DESCRIPTION OF THE TASK ::
Output all the material that follows, exactly as given.

::::

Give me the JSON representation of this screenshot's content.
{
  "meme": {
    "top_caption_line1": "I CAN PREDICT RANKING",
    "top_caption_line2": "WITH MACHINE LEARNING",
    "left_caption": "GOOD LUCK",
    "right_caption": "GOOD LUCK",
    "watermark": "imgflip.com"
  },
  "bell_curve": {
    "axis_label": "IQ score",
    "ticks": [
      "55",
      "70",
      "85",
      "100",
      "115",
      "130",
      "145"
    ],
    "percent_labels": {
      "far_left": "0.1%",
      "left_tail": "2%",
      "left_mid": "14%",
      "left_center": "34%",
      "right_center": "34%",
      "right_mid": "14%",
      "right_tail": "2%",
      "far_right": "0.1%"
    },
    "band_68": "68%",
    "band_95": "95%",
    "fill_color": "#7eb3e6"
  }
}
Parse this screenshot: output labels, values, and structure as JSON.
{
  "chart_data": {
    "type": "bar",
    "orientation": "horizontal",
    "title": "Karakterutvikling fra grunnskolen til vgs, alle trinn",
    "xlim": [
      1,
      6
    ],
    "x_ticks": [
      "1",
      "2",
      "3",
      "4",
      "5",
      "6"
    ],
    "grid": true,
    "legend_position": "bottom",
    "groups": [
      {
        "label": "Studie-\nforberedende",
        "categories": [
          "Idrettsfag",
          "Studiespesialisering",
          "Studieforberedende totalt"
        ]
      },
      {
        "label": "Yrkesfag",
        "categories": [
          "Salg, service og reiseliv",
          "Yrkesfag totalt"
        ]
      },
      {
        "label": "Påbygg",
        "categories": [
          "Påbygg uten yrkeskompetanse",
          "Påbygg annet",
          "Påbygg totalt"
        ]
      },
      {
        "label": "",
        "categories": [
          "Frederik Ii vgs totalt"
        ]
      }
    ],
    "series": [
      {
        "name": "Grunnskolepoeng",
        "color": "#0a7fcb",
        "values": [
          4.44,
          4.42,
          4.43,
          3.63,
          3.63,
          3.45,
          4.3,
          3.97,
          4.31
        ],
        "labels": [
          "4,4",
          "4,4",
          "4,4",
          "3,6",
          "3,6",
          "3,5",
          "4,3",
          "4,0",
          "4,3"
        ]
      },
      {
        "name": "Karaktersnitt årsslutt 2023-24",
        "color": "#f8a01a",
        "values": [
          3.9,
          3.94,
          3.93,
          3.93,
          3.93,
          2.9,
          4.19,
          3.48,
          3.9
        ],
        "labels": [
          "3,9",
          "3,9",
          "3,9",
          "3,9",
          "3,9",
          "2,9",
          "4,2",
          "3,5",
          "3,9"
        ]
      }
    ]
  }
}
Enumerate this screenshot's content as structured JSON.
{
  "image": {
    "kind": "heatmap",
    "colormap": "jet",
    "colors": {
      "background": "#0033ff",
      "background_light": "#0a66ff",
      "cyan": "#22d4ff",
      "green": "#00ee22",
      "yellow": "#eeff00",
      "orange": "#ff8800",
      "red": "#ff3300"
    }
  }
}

::::

SOLUTION TO THE PROBLEM ::
Give me the JSON representation of this screenshot's content.
{
  "meme": {
    "top_caption_line1": "I CAN PREDICT RANKING",
    "top_caption_line2": "WITH MACHINE LEARNING",
    "left_caption": "GOOD LUCK",
    "right_caption": "GOOD LUCK",
    "watermark": "imgflip.com"
  },
  "bell_curve": {
    "axis_label": "IQ score",
    "ticks": [
      "55",
      "70",
      "85",
      "100",
      "115",
      "130",
      "145"
    ],
    "percent_labels": {
      "far_left": "0.1%",
      "left_tail": "2%",
      "left_mid": "14%",
      "left_center": "34%",
      "right_center": "34%",
      "right_mid": "14%",
      "right_tail": "2%",
      "far_right": "0.1%"
    },
    "band_68": "68%",
    "band_95": "95%",
    "fill_color": "#7eb3e6"
  }
}
Parse this screenshot: output labels, values, and structure as JSON.
{
  "chart_data": {
    "type": "bar",
    "orientation": "horizontal",
    "title": "Karakterutvikling fra grunnskolen til vgs, alle trinn",
    "xlim": [
      1,
      6
    ],
    "x_ticks": [
      "1",
      "2",
      "3",
      "4",
      "5",
      "6"
    ],
    "grid": true,
    "legend_position": "bottom",
    "groups": [
      {
        "label": "Studie-\nforberedende",
        "categories": [
          "Idrettsfag",
          "Studiespesialisering",
          "Studieforberedende totalt"
        ]
      },
      {
        "label": "Yrkesfag",
        "categories": [
          "Salg, service og reiseliv",
          "Yrkesfag totalt"
        ]
      },
      {
        "label": "Påbygg",
        "categories": [
          "Påbygg uten yrkeskompetanse",
          "Påbygg annet",
          "Påbygg totalt"
        ]
      },
      {
        "label": "",
        "categories": [
          "Frederik Ii vgs totalt"
        ]
      }
    ],
    "series": [
      {
        "name": "Grunnskolepoeng",
        "color": "#0a7fcb",
        "values": [
          4.44,
          4.42,
          4.43,
          3.63,
          3.63,
          3.45,
          4.3,
          3.97,
          4.31
        ],
        "labels": [
          "4,4",
          "4,4",
          "4,4",
          "3,6",
          "3,6",
          "3,5",
          "4,3",
          "4,0",
          "4,3"
        ]
      },
      {
        "name": "Karaktersnitt årsslutt 2023-24",
        "color": "#f8a01a",
        "values": [
          3.9,
          3.94,
          3.93,
          3.93,
          3.93,
          2.9,
          4.19,
          3.48,
          3.9
        ],
        "labels": [
          "3,9",
          "3,9",
          "3,9",
          "3,9",
          "3,9",
          "2,9",
          "4,2",
          "3,5",
          "3,9"
        ]
      }
    ]
  }
}
Enumerate this screenshot's content as structured JSON.
{
  "image": {
    "kind": "heatmap",
    "colormap": "jet",
    "colors": {
      "background": "#0033ff",
      "background_light": "#0a66ff",
      "cyan": "#22d4ff",
      "green": "#00ee22",
      "yellow": "#eeff00",
      "orange": "#ff8800",
      "red": "#ff3300"
    }
  }
}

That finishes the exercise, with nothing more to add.